Find every line with the word "Development" and report how many there are, without any other text.

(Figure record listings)
•••••
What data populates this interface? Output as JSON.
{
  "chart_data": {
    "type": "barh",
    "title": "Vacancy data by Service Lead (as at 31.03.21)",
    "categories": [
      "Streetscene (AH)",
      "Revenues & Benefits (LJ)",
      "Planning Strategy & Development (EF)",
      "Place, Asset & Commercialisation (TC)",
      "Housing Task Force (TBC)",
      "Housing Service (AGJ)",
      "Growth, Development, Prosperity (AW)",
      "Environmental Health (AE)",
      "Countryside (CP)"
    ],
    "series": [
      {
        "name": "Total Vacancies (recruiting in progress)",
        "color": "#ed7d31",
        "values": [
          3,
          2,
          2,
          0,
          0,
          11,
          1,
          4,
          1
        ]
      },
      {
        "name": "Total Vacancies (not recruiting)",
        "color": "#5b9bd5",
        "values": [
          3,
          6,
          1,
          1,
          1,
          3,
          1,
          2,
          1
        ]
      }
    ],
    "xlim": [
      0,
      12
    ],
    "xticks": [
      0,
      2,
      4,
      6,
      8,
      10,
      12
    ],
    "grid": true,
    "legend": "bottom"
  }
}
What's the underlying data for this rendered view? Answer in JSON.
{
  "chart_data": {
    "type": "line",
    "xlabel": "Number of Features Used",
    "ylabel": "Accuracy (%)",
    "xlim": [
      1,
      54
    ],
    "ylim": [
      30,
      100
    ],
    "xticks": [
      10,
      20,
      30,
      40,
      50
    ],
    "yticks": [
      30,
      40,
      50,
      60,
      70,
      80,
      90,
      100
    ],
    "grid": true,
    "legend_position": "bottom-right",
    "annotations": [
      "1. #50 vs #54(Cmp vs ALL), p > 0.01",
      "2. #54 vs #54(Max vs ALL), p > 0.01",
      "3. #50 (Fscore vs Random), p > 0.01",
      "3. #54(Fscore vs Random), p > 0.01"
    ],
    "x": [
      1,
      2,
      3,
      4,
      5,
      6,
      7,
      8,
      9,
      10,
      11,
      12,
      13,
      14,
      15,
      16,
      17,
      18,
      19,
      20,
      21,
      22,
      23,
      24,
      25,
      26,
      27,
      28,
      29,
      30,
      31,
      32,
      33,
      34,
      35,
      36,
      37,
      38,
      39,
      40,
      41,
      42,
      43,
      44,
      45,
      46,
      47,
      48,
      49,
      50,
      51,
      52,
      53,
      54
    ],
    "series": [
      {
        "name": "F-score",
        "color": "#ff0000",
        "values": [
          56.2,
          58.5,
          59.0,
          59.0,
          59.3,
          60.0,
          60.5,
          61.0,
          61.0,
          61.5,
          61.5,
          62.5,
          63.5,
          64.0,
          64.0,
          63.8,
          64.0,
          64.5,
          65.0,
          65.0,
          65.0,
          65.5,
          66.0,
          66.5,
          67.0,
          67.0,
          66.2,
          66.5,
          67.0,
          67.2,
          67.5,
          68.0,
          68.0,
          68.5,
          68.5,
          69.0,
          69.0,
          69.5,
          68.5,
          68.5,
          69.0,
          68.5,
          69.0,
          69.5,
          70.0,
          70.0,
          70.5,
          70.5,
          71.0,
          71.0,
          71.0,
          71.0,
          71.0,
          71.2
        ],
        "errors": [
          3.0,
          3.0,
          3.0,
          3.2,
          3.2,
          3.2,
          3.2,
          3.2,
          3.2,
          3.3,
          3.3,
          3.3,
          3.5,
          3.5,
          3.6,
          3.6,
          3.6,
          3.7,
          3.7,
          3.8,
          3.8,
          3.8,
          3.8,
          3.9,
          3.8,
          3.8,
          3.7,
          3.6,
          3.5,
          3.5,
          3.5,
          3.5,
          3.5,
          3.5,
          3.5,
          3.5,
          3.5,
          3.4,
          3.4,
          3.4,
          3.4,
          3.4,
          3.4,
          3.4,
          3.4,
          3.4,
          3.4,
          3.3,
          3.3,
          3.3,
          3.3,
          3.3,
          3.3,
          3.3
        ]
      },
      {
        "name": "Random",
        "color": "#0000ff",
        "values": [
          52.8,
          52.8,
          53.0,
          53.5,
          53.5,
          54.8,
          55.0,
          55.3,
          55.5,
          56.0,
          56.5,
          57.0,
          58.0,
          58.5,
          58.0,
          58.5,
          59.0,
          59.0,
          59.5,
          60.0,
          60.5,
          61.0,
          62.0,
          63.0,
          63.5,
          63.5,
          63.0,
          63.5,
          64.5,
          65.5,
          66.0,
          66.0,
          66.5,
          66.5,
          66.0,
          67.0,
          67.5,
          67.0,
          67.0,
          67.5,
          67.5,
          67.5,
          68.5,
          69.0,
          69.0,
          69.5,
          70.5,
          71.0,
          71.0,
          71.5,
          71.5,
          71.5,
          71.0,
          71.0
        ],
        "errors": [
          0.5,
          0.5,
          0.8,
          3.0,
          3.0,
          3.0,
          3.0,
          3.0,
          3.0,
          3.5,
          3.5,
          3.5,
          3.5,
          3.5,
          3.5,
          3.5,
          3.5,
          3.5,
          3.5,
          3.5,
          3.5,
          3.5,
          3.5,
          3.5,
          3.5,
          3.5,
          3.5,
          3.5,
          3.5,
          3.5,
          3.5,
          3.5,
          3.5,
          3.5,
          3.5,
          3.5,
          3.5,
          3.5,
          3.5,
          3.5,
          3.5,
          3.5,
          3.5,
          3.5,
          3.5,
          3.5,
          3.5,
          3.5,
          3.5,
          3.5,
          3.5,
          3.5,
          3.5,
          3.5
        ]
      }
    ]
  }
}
•••••
▶ _Response for this exercise_
2